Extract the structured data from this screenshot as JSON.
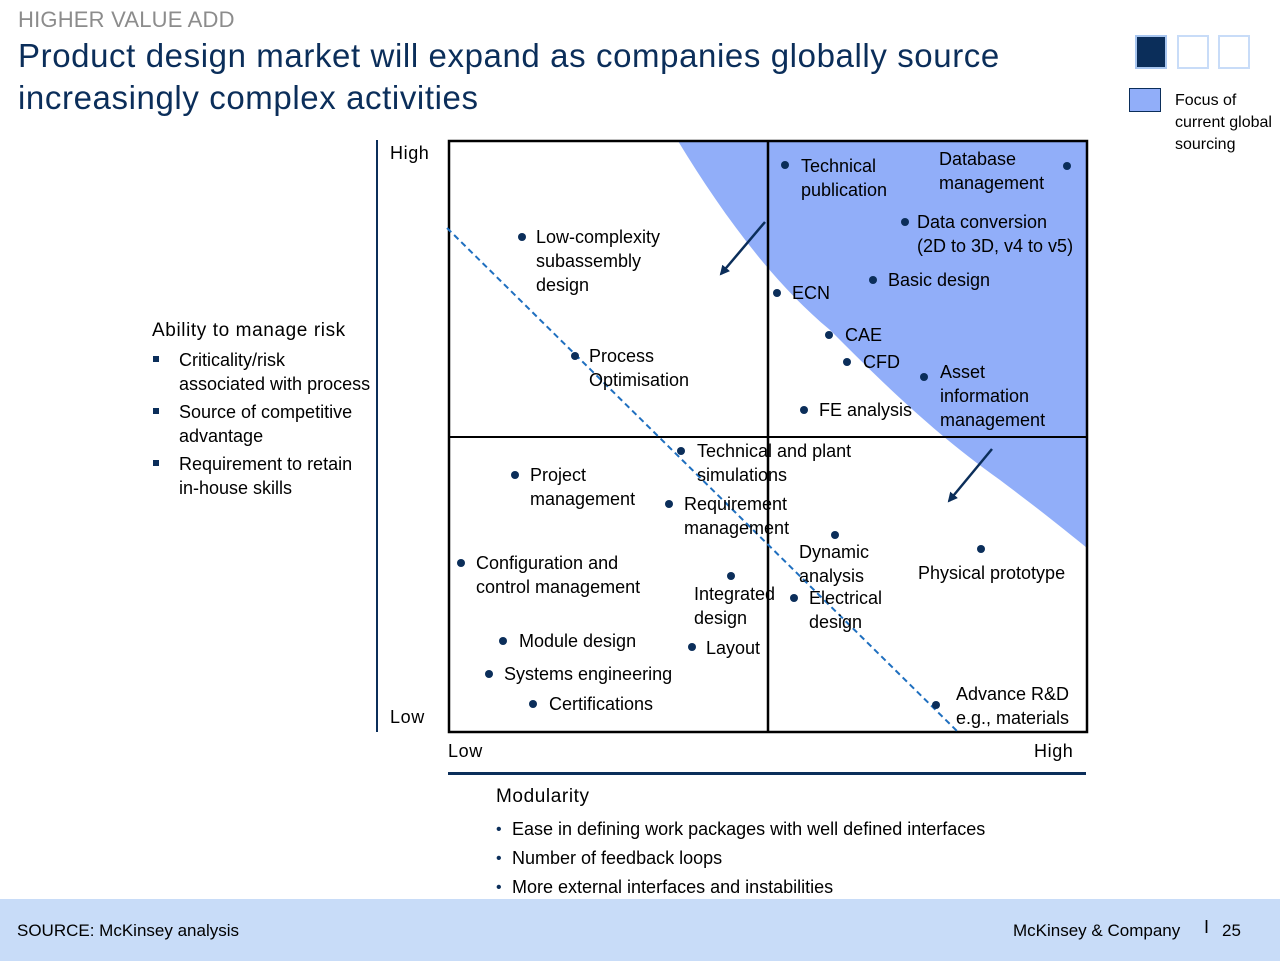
{
  "header": {
    "kicker": "HIGHER VALUE ADD",
    "title": "Product design market will expand as companies globally source increasingly complex activities"
  },
  "tracker": {
    "filled_count": 1,
    "total": 3
  },
  "legend": {
    "label": "Focus of current global sourcing",
    "color": "#91aef9"
  },
  "y_axis": {
    "title": "Ability to manage risk",
    "high_label": "High",
    "low_label": "Low",
    "bullets": [
      "Criticality/risk associated with process",
      "Source of competitive advantage",
      "Requirement to retain in-house skills"
    ]
  },
  "x_axis": {
    "title": "Modularity",
    "low_label": "Low",
    "high_label": "High",
    "bullets": [
      "Ease in defining work packages with well defined interfaces",
      "Number of feedback loops",
      "More external interfaces and instabilities"
    ]
  },
  "items": [
    {
      "label": "Technical\npublication"
    },
    {
      "label": "Database\nmanagement"
    },
    {
      "label": "Data conversion\n(2D to 3D, v4 to v5)"
    },
    {
      "label": "Low-complexity\nsubassembly\ndesign"
    },
    {
      "label": "Basic design"
    },
    {
      "label": "ECN"
    },
    {
      "label": "CAE"
    },
    {
      "label": "CFD"
    },
    {
      "label": "Asset\ninformation\nmanagement"
    },
    {
      "label": "Process\nOptimisation"
    },
    {
      "label": "FE analysis"
    },
    {
      "label": "Technical and plant\nsimulations"
    },
    {
      "label": "Project\nmanagement"
    },
    {
      "label": "Requirement\nmanagement"
    },
    {
      "label": "Dynamic\nanalysis"
    },
    {
      "label": "Physical prototype"
    },
    {
      "label": "Configuration and\ncontrol management"
    },
    {
      "label": "Integrated\ndesign"
    },
    {
      "label": "Electrical\ndesign"
    },
    {
      "label": "Module design"
    },
    {
      "label": "Layout"
    },
    {
      "label": "Systems engineering"
    },
    {
      "label": "Certifications"
    },
    {
      "label": "Advance R&D\ne.g., materials"
    }
  ],
  "footer": {
    "source": "SOURCE: McKinsey analysis",
    "brand": "McKinsey & Company",
    "separator": "I",
    "page": "25"
  },
  "colors": {
    "navy": "#0b2e5a",
    "focus_area": "#91aef9",
    "trend_line": "#1f6fbf",
    "footer_bg": "#c8dcf8"
  }
}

━━━━━━━━━━━━━━━━

**Exercise**
From the material above, reproduce everything verbatim except the pictures.

**Solution to this exercise**
Extract the structured data from this screenshot as JSON.
{
  "header": {
    "kicker": "HIGHER VALUE ADD",
    "title": "Product design market will expand as companies globally source increasingly complex activities"
  },
  "tracker": {
    "filled_count": 1,
    "total": 3
  },
  "legend": {
    "label": "Focus of current global sourcing",
    "color": "#91aef9"
  },
  "y_axis": {
    "title": "Ability to manage risk",
    "high_label": "High",
    "low_label": "Low",
    "bullets": [
      "Criticality/risk associated with process",
      "Source of competitive advantage",
      "Requirement to retain in-house skills"
    ]
  },
  "x_axis": {
    "title": "Modularity",
    "low_label": "Low",
    "high_label": "High",
    "bullets": [
      "Ease in defining work packages with well defined interfaces",
      "Number of feedback loops",
      "More external interfaces and instabilities"
    ]
  },
  "items": [
    {
      "label": "Technical\npublication"
    },
    {
      "label": "Database\nmanagement"
    },
    {
      "label": "Data conversion\n(2D to 3D, v4 to v5)"
    },
    {
      "label": "Low-complexity\nsubassembly\ndesign"
    },
    {
      "label": "Basic design"
    },
    {
      "label": "ECN"
    },
    {
      "label": "CAE"
    },
    {
      "label": "CFD"
    },
    {
      "label": "Asset\ninformation\nmanagement"
    },
    {
      "label": "Process\nOptimisation"
    },
    {
      "label": "FE analysis"
    },
    {
      "label": "Technical and plant\nsimulations"
    },
    {
      "label": "Project\nmanagement"
    },
    {
      "label": "Requirement\nmanagement"
    },
    {
      "label": "Dynamic\nanalysis"
    },
    {
      "label": "Physical prototype"
    },
    {
      "label": "Configuration and\ncontrol management"
    },
    {
      "label": "Integrated\ndesign"
    },
    {
      "label": "Electrical\ndesign"
    },
    {
      "label": "Module design"
    },
    {
      "label": "Layout"
    },
    {
      "label": "Systems engineering"
    },
    {
      "label": "Certifications"
    },
    {
      "label": "Advance R&D\ne.g., materials"
    }
  ],
  "footer": {
    "source": "SOURCE: McKinsey analysis",
    "brand": "McKinsey & Company",
    "separator": "I",
    "page": "25"
  },
  "colors": {
    "navy": "#0b2e5a",
    "focus_area": "#91aef9",
    "trend_line": "#1f6fbf",
    "footer_bg": "#c8dcf8"
  }
}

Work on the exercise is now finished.